··· Entries supplied ···
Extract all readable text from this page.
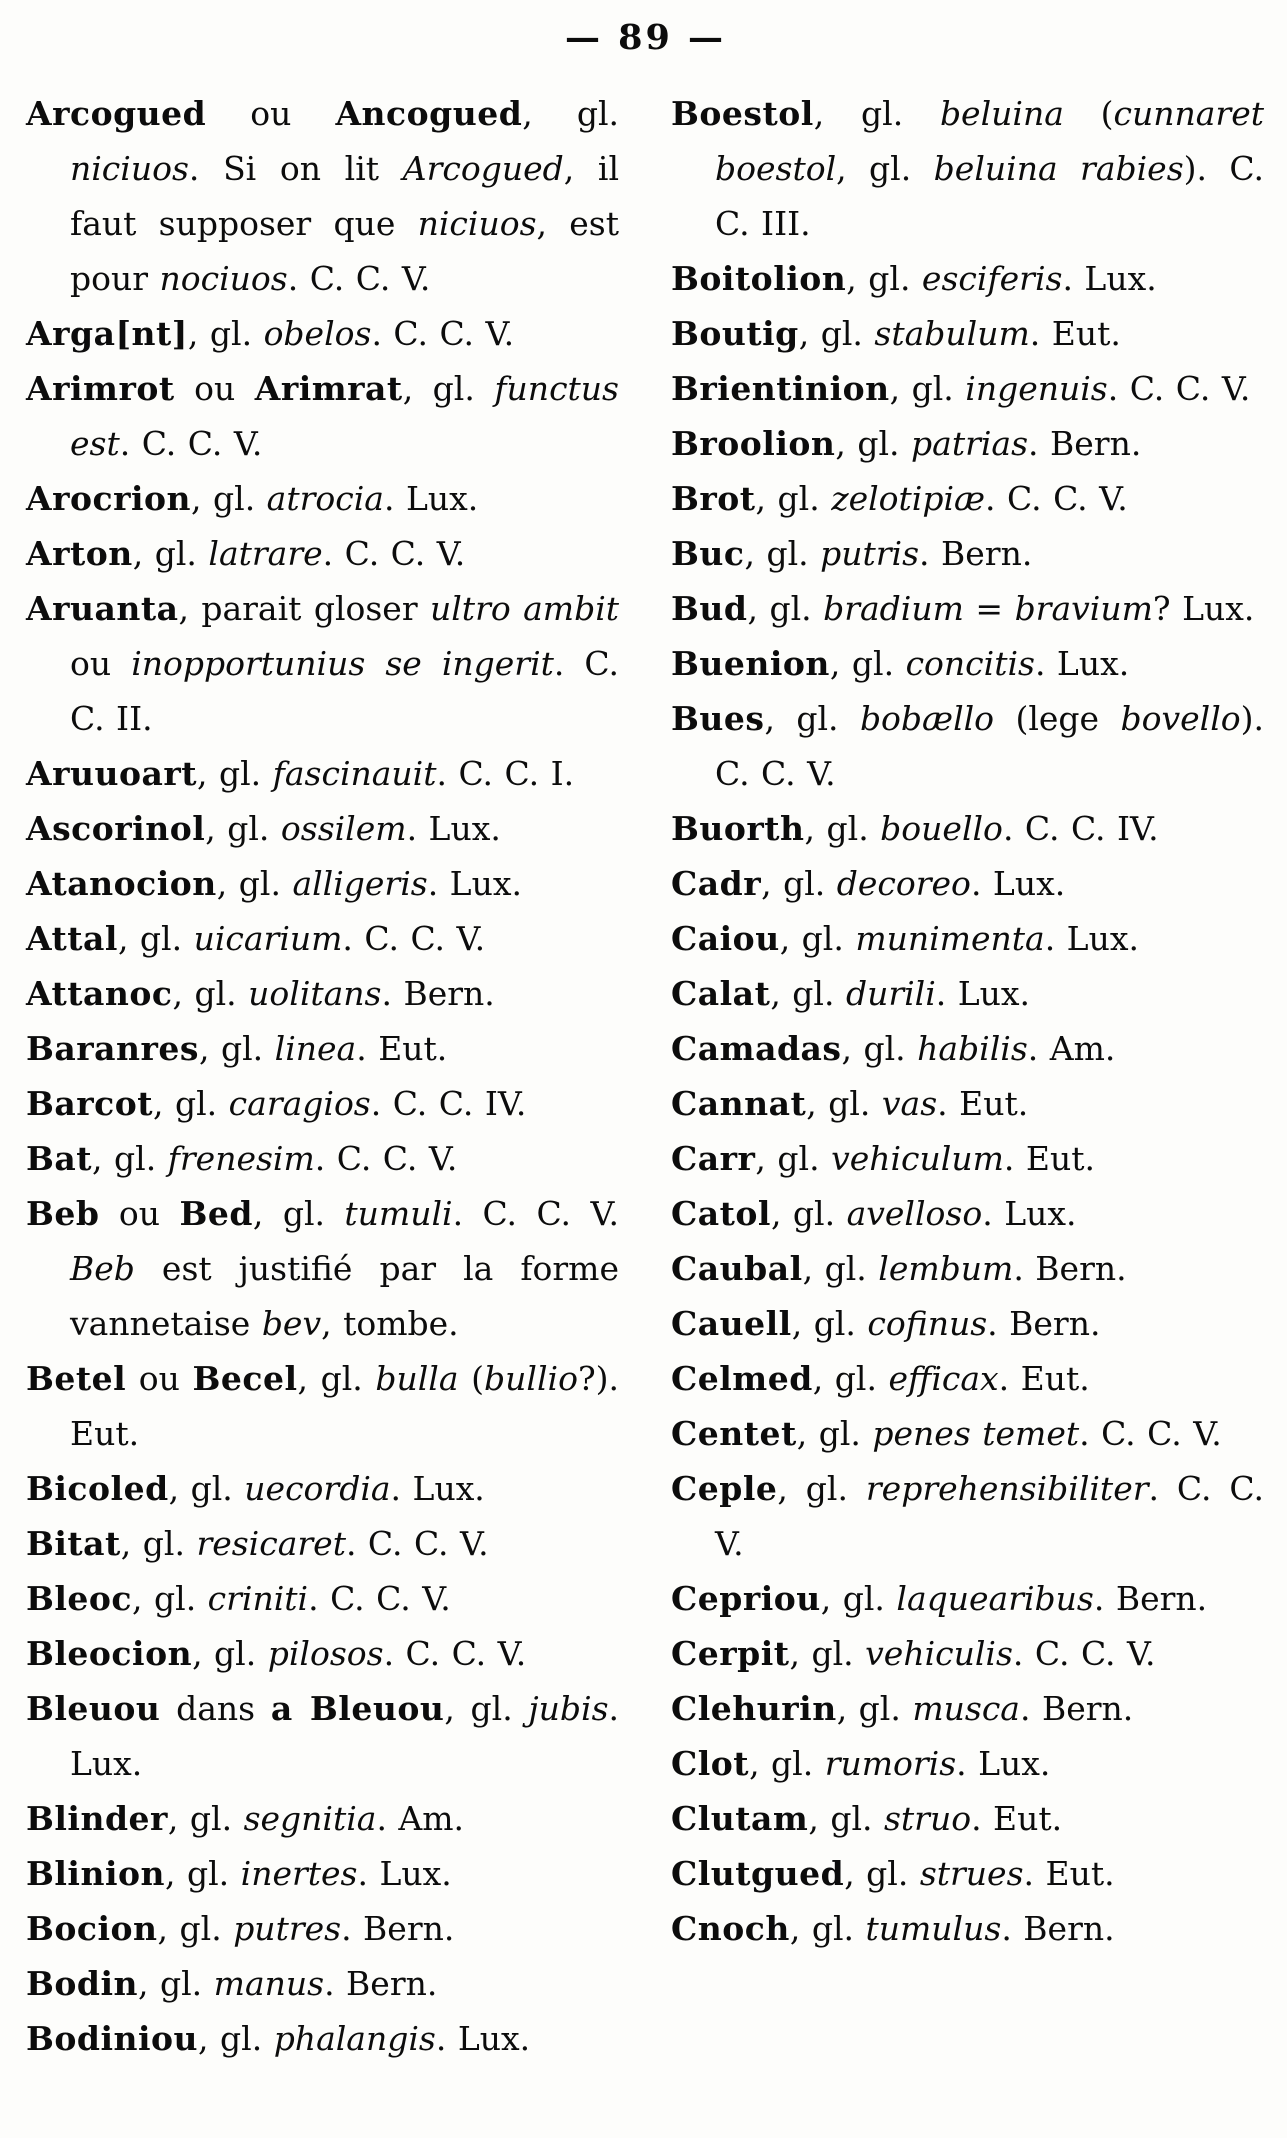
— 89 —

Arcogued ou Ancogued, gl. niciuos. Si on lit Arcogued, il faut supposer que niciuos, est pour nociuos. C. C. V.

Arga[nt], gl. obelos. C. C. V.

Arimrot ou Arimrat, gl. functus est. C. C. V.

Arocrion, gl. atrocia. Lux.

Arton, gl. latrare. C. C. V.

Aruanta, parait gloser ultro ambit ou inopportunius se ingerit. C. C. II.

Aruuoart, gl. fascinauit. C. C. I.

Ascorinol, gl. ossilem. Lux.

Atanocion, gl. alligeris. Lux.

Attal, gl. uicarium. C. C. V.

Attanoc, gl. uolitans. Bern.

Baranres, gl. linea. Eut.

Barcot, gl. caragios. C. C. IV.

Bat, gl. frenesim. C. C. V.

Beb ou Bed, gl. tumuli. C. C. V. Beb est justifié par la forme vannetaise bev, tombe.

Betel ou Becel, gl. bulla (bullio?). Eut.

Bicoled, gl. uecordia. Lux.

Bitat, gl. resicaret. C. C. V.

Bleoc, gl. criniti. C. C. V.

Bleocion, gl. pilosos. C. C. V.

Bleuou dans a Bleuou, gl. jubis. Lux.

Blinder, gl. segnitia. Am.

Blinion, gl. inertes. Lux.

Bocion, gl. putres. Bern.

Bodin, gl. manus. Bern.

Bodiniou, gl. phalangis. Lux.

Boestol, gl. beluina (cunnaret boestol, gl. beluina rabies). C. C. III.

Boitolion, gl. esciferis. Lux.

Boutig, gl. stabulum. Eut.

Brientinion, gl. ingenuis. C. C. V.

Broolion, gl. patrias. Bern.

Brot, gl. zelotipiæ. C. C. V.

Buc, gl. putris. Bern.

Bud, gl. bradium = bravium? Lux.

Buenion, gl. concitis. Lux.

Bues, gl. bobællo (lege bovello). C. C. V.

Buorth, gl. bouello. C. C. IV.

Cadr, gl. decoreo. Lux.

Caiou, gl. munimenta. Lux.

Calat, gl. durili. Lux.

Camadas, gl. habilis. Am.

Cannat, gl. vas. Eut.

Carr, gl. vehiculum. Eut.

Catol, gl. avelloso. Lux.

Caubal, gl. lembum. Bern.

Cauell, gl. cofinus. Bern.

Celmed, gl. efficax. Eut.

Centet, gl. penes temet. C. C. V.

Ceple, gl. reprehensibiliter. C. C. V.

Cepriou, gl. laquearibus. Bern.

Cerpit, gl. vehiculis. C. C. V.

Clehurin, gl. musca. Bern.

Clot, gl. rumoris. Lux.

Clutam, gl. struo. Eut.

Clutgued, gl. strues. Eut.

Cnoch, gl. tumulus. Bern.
···
··· Entries supplied ···
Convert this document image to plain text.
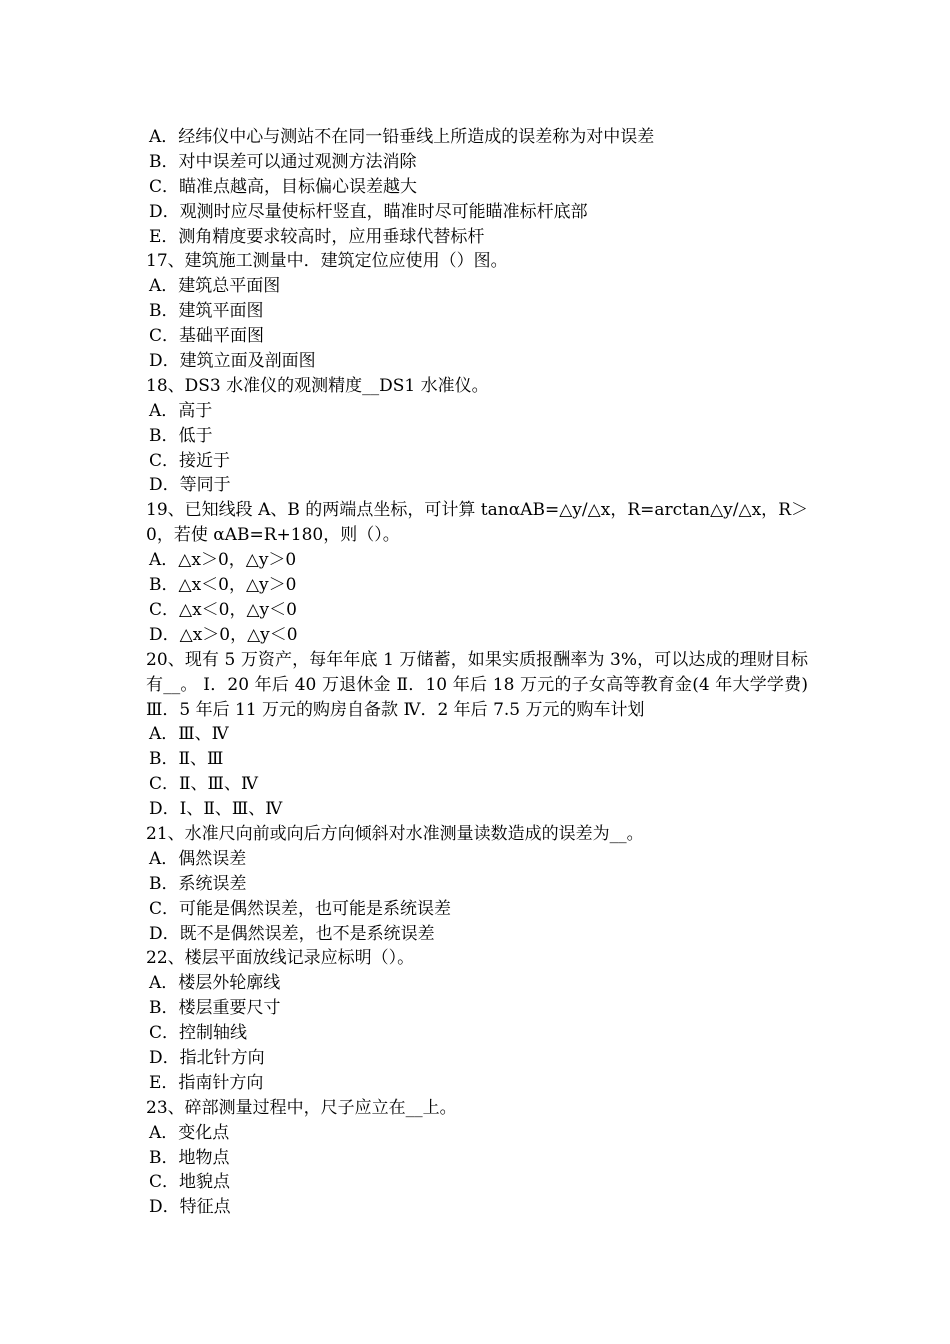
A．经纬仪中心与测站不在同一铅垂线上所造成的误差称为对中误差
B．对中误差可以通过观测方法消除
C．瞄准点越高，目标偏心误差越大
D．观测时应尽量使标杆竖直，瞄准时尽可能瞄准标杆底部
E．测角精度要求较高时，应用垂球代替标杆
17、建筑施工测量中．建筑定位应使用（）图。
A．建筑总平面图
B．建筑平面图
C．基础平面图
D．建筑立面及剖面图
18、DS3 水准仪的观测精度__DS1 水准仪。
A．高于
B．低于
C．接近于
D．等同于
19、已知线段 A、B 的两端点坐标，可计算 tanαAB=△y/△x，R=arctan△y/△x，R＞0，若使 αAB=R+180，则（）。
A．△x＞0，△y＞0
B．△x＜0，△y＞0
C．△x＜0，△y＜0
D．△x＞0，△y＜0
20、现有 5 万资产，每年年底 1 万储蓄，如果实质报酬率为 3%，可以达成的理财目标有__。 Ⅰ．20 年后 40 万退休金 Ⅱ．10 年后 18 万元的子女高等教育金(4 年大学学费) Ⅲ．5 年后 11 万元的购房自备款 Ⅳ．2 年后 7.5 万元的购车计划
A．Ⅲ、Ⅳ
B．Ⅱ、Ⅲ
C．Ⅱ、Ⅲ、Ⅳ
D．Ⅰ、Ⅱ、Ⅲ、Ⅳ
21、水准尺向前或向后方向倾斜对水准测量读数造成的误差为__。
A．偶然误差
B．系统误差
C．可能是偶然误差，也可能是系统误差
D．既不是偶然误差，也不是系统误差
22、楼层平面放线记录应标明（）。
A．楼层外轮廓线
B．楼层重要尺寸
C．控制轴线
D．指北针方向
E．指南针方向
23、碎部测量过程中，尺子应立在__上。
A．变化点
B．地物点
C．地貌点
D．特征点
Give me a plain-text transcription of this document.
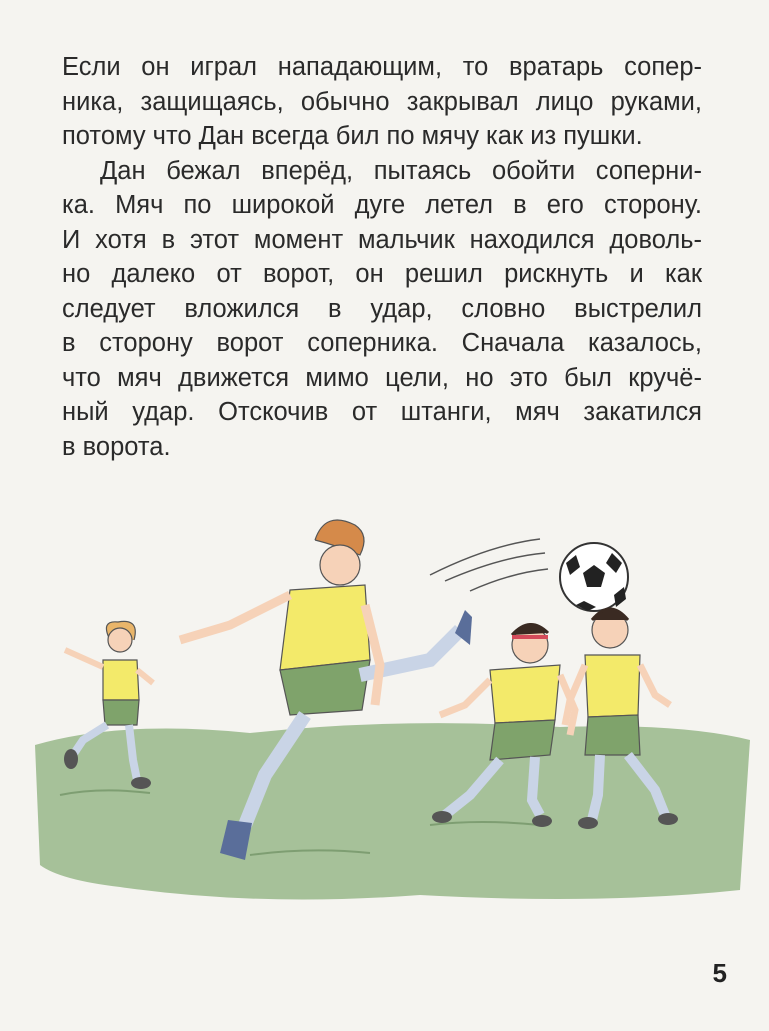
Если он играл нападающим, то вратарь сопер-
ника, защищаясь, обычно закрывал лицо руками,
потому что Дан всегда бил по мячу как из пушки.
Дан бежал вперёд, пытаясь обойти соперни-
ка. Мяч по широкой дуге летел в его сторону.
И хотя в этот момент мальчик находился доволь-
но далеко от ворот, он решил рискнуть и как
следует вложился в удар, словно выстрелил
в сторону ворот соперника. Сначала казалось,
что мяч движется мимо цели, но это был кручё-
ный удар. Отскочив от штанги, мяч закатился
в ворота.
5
···
··· Entries supplied ···
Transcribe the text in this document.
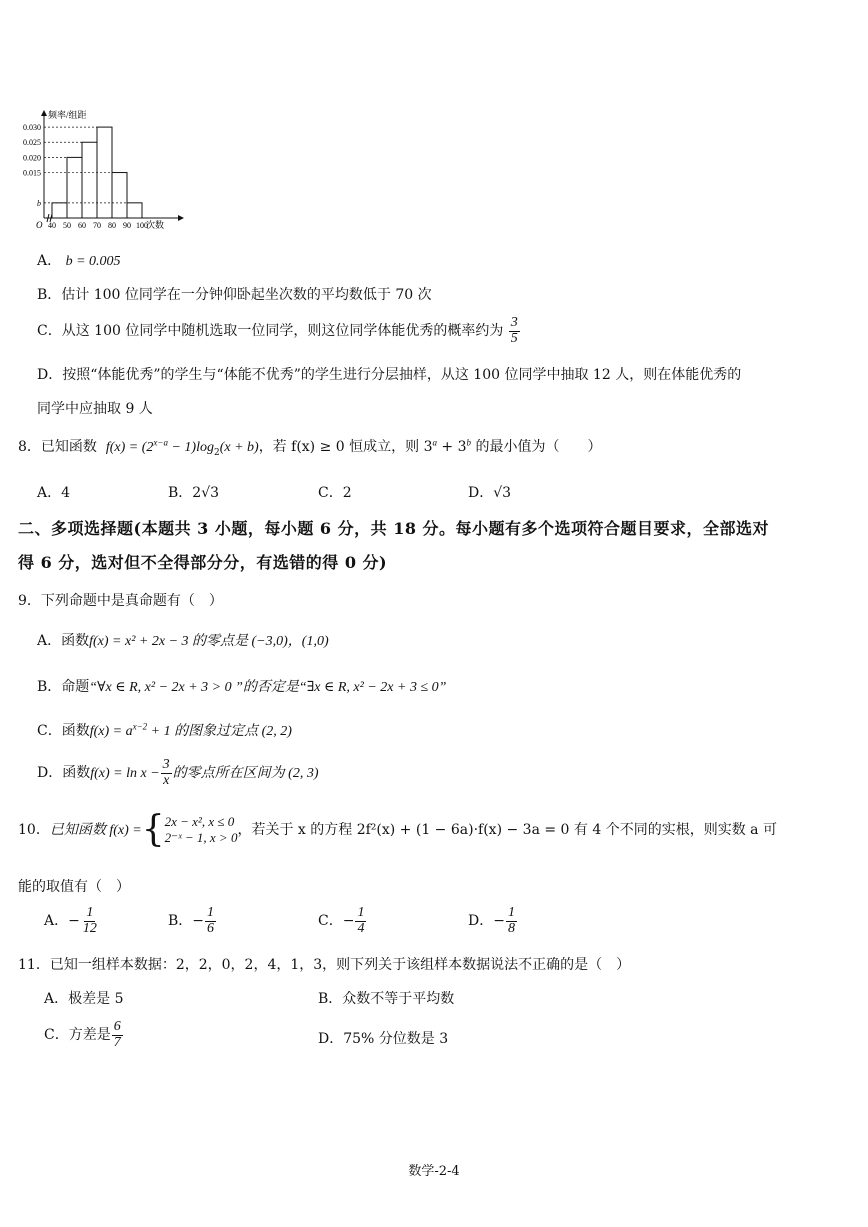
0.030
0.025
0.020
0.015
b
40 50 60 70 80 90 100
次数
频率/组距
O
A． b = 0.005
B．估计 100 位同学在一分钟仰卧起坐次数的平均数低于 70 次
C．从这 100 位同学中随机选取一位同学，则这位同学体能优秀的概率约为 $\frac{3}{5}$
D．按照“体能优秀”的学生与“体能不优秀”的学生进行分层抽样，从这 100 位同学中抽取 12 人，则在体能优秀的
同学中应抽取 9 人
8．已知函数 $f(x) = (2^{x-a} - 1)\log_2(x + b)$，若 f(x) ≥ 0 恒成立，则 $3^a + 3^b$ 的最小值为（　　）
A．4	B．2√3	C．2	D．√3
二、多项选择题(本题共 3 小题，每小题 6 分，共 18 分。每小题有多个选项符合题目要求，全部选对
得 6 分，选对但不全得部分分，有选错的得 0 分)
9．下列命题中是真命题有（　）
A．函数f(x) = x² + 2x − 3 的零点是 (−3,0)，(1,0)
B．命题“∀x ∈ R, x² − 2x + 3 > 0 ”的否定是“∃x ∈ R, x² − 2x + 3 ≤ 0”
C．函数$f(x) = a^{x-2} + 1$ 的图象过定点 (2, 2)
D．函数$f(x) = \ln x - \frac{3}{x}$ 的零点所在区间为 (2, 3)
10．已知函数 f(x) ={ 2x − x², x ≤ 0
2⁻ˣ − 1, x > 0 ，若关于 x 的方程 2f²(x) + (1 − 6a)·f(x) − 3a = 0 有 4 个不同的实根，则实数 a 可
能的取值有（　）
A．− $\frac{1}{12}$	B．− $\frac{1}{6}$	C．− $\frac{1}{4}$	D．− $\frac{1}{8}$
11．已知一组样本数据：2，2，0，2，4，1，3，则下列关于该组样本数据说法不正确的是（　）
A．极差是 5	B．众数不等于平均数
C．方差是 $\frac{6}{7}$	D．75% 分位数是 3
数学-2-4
···
Review the material and copy each line in which the word "text" appears.

Extract all readable text from this page.
Convert this document image to plain text.
Give me a plain-text transcription of this document.
Transcribe the text in this document.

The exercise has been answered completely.